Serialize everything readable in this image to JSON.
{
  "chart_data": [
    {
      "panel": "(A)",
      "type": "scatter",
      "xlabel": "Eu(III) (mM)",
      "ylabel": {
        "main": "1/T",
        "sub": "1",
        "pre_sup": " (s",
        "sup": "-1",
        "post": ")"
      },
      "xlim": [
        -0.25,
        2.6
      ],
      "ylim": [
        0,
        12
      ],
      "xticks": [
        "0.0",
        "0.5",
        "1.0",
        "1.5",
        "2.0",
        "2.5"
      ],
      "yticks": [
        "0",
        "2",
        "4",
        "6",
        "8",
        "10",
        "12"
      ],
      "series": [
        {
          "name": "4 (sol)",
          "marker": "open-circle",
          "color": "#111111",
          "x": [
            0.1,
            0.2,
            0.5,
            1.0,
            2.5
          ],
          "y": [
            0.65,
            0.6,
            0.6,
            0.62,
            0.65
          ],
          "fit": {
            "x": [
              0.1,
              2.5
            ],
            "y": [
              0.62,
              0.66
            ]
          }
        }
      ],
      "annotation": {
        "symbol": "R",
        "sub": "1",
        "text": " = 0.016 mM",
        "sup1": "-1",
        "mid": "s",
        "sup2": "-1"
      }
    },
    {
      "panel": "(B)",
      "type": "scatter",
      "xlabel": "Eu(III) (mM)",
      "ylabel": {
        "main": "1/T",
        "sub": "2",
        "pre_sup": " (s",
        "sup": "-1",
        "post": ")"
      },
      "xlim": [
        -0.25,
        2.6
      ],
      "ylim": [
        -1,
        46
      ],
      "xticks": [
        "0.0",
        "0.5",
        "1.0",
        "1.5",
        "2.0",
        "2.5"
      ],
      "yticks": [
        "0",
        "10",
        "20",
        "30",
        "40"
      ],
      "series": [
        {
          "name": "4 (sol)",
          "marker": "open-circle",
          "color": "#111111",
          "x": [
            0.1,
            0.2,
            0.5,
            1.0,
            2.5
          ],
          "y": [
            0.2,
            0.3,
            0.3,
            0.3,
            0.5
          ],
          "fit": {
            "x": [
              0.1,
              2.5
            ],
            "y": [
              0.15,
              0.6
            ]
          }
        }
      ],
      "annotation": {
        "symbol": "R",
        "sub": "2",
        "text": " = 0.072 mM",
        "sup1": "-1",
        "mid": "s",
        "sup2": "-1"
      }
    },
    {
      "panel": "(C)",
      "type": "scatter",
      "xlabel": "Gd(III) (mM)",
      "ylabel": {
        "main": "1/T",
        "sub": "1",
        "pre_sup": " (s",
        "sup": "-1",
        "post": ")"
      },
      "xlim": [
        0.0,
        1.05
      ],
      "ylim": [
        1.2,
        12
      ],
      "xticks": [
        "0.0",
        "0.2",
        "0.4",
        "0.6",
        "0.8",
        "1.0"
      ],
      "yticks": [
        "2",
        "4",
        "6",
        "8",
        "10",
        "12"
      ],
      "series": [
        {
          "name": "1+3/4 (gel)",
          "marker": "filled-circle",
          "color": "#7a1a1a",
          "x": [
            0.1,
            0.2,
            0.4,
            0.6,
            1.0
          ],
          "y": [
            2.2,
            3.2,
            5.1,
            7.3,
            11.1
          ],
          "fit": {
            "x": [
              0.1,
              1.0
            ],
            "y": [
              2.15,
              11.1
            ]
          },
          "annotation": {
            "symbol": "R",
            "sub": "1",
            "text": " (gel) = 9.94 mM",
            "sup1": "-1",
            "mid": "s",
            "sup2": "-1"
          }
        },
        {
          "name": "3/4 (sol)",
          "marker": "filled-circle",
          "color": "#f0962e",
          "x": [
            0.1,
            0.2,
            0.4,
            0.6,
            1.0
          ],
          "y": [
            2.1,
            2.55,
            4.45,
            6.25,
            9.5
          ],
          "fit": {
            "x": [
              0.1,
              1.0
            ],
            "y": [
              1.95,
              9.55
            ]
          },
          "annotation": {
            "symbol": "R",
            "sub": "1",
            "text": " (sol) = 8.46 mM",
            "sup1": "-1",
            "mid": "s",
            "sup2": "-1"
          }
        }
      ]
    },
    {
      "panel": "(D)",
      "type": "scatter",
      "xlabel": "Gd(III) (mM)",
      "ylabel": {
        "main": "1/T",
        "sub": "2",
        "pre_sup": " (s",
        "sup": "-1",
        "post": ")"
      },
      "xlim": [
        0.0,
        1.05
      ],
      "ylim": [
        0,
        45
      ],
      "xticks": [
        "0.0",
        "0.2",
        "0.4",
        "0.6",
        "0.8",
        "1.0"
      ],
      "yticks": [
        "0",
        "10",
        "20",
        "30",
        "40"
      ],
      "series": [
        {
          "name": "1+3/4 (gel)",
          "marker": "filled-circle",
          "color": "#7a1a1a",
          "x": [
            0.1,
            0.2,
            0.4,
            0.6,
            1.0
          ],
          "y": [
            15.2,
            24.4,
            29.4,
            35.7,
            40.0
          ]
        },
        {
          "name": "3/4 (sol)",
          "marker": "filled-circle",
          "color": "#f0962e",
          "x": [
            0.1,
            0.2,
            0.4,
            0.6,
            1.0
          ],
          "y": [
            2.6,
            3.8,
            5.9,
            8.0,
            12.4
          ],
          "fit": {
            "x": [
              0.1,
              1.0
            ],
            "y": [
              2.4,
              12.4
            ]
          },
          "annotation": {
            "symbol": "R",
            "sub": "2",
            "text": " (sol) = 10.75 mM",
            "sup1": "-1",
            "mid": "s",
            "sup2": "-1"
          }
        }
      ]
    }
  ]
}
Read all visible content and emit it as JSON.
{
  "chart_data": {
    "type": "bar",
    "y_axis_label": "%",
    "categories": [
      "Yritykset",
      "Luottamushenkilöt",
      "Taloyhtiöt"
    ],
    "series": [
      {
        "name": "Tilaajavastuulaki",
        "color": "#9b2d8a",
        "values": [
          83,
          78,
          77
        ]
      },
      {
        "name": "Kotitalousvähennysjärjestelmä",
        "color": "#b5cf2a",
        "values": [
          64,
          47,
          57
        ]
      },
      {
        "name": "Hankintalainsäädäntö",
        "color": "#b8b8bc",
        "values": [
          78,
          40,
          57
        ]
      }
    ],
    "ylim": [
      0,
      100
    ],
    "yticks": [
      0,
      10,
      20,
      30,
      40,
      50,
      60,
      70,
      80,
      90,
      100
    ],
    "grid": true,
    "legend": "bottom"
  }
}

○ ○ ○ ○ ○

→ **Problem requirements**
Copy every line verbatim.

→ **Exercise answer**
Serialize everything readable in this image to JSON.
{
  "chart_data": [
    {
      "panel": "(A)",
      "type": "scatter",
      "xlabel": "Eu(III) (mM)",
      "ylabel": {
        "main": "1/T",
        "sub": "1",
        "pre_sup": " (s",
        "sup": "-1",
        "post": ")"
      },
      "xlim": [
        -0.25,
        2.6
      ],
      "ylim": [
        0,
        12
      ],
      "xticks": [
        "0.0",
        "0.5",
        "1.0",
        "1.5",
        "2.0",
        "2.5"
      ],
      "yticks": [
        "0",
        "2",
        "4",
        "6",
        "8",
        "10",
        "12"
      ],
      "series": [
        {
          "name": "4 (sol)",
          "marker": "open-circle",
          "color": "#111111",
          "x": [
            0.1,
            0.2,
            0.5,
            1.0,
            2.5
          ],
          "y": [
            0.65,
            0.6,
            0.6,
            0.62,
            0.65
          ],
          "fit": {
            "x": [
              0.1,
              2.5
            ],
            "y": [
              0.62,
              0.66
            ]
          }
        }
      ],
      "annotation": {
        "symbol": "R",
        "sub": "1",
        "text": " = 0.016 mM",
        "sup1": "-1",
        "mid": "s",
        "sup2": "-1"
      }
    },
    {
      "panel": "(B)",
      "type": "scatter",
      "xlabel": "Eu(III) (mM)",
      "ylabel": {
        "main": "1/T",
        "sub": "2",
        "pre_sup": " (s",
        "sup": "-1",
        "post": ")"
      },
      "xlim": [
        -0.25,
        2.6
      ],
      "ylim": [
        -1,
        46
      ],
      "xticks": [
        "0.0",
        "0.5",
        "1.0",
        "1.5",
        "2.0",
        "2.5"
      ],
      "yticks": [
        "0",
        "10",
        "20",
        "30",
        "40"
      ],
      "series": [
        {
          "name": "4 (sol)",
          "marker": "open-circle",
          "color": "#111111",
          "x": [
            0.1,
            0.2,
            0.5,
            1.0,
            2.5
          ],
          "y": [
            0.2,
            0.3,
            0.3,
            0.3,
            0.5
          ],
          "fit": {
            "x": [
              0.1,
              2.5
            ],
            "y": [
              0.15,
              0.6
            ]
          }
        }
      ],
      "annotation": {
        "symbol": "R",
        "sub": "2",
        "text": " = 0.072 mM",
        "sup1": "-1",
        "mid": "s",
        "sup2": "-1"
      }
    },
    {
      "panel": "(C)",
      "type": "scatter",
      "xlabel": "Gd(III) (mM)",
      "ylabel": {
        "main": "1/T",
        "sub": "1",
        "pre_sup": " (s",
        "sup": "-1",
        "post": ")"
      },
      "xlim": [
        0.0,
        1.05
      ],
      "ylim": [
        1.2,
        12
      ],
      "xticks": [
        "0.0",
        "0.2",
        "0.4",
        "0.6",
        "0.8",
        "1.0"
      ],
      "yticks": [
        "2",
        "4",
        "6",
        "8",
        "10",
        "12"
      ],
      "series": [
        {
          "name": "1+3/4 (gel)",
          "marker": "filled-circle",
          "color": "#7a1a1a",
          "x": [
            0.1,
            0.2,
            0.4,
            0.6,
            1.0
          ],
          "y": [
            2.2,
            3.2,
            5.1,
            7.3,
            11.1
          ],
          "fit": {
            "x": [
              0.1,
              1.0
            ],
            "y": [
              2.15,
              11.1
            ]
          },
          "annotation": {
            "symbol": "R",
            "sub": "1",
            "text": " (gel) = 9.94 mM",
            "sup1": "-1",
            "mid": "s",
            "sup2": "-1"
          }
        },
        {
          "name": "3/4 (sol)",
          "marker": "filled-circle",
          "color": "#f0962e",
          "x": [
            0.1,
            0.2,
            0.4,
            0.6,
            1.0
          ],
          "y": [
            2.1,
            2.55,
            4.45,
            6.25,
            9.5
          ],
          "fit": {
            "x": [
              0.1,
              1.0
            ],
            "y": [
              1.95,
              9.55
            ]
          },
          "annotation": {
            "symbol": "R",
            "sub": "1",
            "text": " (sol) = 8.46 mM",
            "sup1": "-1",
            "mid": "s",
            "sup2": "-1"
          }
        }
      ]
    },
    {
      "panel": "(D)",
      "type": "scatter",
      "xlabel": "Gd(III) (mM)",
      "ylabel": {
        "main": "1/T",
        "sub": "2",
        "pre_sup": " (s",
        "sup": "-1",
        "post": ")"
      },
      "xlim": [
        0.0,
        1.05
      ],
      "ylim": [
        0,
        45
      ],
      "xticks": [
        "0.0",
        "0.2",
        "0.4",
        "0.6",
        "0.8",
        "1.0"
      ],
      "yticks": [
        "0",
        "10",
        "20",
        "30",
        "40"
      ],
      "series": [
        {
          "name": "1+3/4 (gel)",
          "marker": "filled-circle",
          "color": "#7a1a1a",
          "x": [
            0.1,
            0.2,
            0.4,
            0.6,
            1.0
          ],
          "y": [
            15.2,
            24.4,
            29.4,
            35.7,
            40.0
          ]
        },
        {
          "name": "3/4 (sol)",
          "marker": "filled-circle",
          "color": "#f0962e",
          "x": [
            0.1,
            0.2,
            0.4,
            0.6,
            1.0
          ],
          "y": [
            2.6,
            3.8,
            5.9,
            8.0,
            12.4
          ],
          "fit": {
            "x": [
              0.1,
              1.0
            ],
            "y": [
              2.4,
              12.4
            ]
          },
          "annotation": {
            "symbol": "R",
            "sub": "2",
            "text": " (sol) = 10.75 mM",
            "sup1": "-1",
            "mid": "s",
            "sup2": "-1"
          }
        }
      ]
    }
  ]
}
Read all visible content and emit it as JSON.
{
  "chart_data": {
    "type": "bar",
    "y_axis_label": "%",
    "categories": [
      "Yritykset",
      "Luottamushenkilöt",
      "Taloyhtiöt"
    ],
    "series": [
      {
        "name": "Tilaajavastuulaki",
        "color": "#9b2d8a",
        "values": [
          83,
          78,
          77
        ]
      },
      {
        "name": "Kotitalousvähennysjärjestelmä",
        "color": "#b5cf2a",
        "values": [
          64,
          47,
          57
        ]
      },
      {
        "name": "Hankintalainsäädäntö",
        "color": "#b8b8bc",
        "values": [
          78,
          40,
          57
        ]
      }
    ],
    "ylim": [
      0,
      100
    ],
    "yticks": [
      0,
      10,
      20,
      30,
      40,
      50,
      60,
      70,
      80,
      90,
      100
    ],
    "grid": true,
    "legend": "bottom"
  }
}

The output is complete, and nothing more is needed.